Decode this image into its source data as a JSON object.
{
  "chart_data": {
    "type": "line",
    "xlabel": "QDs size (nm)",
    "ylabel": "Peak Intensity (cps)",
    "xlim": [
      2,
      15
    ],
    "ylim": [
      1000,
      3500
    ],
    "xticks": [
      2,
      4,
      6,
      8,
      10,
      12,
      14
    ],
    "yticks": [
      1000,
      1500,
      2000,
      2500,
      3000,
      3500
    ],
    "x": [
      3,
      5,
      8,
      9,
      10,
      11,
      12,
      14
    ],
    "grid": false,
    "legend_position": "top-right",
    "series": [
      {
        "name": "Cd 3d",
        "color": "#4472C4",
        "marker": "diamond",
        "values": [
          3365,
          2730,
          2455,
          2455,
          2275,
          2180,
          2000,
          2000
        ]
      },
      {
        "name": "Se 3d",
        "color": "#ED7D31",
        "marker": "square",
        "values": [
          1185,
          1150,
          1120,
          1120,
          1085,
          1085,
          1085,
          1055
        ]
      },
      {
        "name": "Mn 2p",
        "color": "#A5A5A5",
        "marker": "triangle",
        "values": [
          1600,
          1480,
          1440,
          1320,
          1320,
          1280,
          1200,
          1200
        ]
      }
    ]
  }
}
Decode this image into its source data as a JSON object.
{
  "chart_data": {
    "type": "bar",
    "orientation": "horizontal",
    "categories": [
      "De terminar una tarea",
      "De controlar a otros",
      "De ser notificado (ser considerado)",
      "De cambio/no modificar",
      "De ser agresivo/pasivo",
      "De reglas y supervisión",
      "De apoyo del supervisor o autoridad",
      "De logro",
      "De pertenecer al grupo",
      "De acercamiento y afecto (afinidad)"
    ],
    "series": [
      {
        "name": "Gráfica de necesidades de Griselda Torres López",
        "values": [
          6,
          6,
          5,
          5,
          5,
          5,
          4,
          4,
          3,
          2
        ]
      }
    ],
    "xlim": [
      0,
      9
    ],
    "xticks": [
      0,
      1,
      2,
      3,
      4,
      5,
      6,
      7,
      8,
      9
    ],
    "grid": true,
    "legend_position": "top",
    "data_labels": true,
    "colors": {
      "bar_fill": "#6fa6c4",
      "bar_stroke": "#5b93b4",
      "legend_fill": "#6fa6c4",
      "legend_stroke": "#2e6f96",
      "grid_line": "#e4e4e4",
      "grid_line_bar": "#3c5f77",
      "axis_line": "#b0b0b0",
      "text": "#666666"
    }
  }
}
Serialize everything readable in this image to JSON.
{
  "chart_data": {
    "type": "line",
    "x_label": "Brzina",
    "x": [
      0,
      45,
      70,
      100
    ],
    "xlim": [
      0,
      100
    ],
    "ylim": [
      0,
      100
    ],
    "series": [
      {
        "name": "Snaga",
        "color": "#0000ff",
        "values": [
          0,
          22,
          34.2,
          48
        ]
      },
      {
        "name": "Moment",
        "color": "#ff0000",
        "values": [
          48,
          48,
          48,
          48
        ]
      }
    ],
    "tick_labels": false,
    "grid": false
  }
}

#### Stated task
Each entry above is to be quoted exactly.

#### Exercise answer
Decode this image into its source data as a JSON object.
{
  "chart_data": {
    "type": "line",
    "xlabel": "QDs size (nm)",
    "ylabel": "Peak Intensity (cps)",
    "xlim": [
      2,
      15
    ],
    "ylim": [
      1000,
      3500
    ],
    "xticks": [
      2,
      4,
      6,
      8,
      10,
      12,
      14
    ],
    "yticks": [
      1000,
      1500,
      2000,
      2500,
      3000,
      3500
    ],
    "x": [
      3,
      5,
      8,
      9,
      10,
      11,
      12,
      14
    ],
    "grid": false,
    "legend_position": "top-right",
    "series": [
      {
        "name": "Cd 3d",
        "color": "#4472C4",
        "marker": "diamond",
        "values": [
          3365,
          2730,
          2455,
          2455,
          2275,
          2180,
          2000,
          2000
        ]
      },
      {
        "name": "Se 3d",
        "color": "#ED7D31",
        "marker": "square",
        "values": [
          1185,
          1150,
          1120,
          1120,
          1085,
          1085,
          1085,
          1055
        ]
      },
      {
        "name": "Mn 2p",
        "color": "#A5A5A5",
        "marker": "triangle",
        "values": [
          1600,
          1480,
          1440,
          1320,
          1320,
          1280,
          1200,
          1200
        ]
      }
    ]
  }
}
Decode this image into its source data as a JSON object.
{
  "chart_data": {
    "type": "bar",
    "orientation": "horizontal",
    "categories": [
      "De terminar una tarea",
      "De controlar a otros",
      "De ser notificado (ser considerado)",
      "De cambio/no modificar",
      "De ser agresivo/pasivo",
      "De reglas y supervisión",
      "De apoyo del supervisor o autoridad",
      "De logro",
      "De pertenecer al grupo",
      "De acercamiento y afecto (afinidad)"
    ],
    "series": [
      {
        "name": "Gráfica de necesidades de Griselda Torres López",
        "values": [
          6,
          6,
          5,
          5,
          5,
          5,
          4,
          4,
          3,
          2
        ]
      }
    ],
    "xlim": [
      0,
      9
    ],
    "xticks": [
      0,
      1,
      2,
      3,
      4,
      5,
      6,
      7,
      8,
      9
    ],
    "grid": true,
    "legend_position": "top",
    "data_labels": true,
    "colors": {
      "bar_fill": "#6fa6c4",
      "bar_stroke": "#5b93b4",
      "legend_fill": "#6fa6c4",
      "legend_stroke": "#2e6f96",
      "grid_line": "#e4e4e4",
      "grid_line_bar": "#3c5f77",
      "axis_line": "#b0b0b0",
      "text": "#666666"
    }
  }
}
Serialize everything readable in this image to JSON.
{
  "chart_data": {
    "type": "line",
    "x_label": "Brzina",
    "x": [
      0,
      45,
      70,
      100
    ],
    "xlim": [
      0,
      100
    ],
    "ylim": [
      0,
      100
    ],
    "series": [
      {
        "name": "Snaga",
        "color": "#0000ff",
        "values": [
          0,
          22,
          34.2,
          48
        ]
      },
      {
        "name": "Moment",
        "color": "#ff0000",
        "values": [
          48,
          48,
          48,
          48
        ]
      }
    ],
    "tick_labels": false,
    "grid": false
  }
}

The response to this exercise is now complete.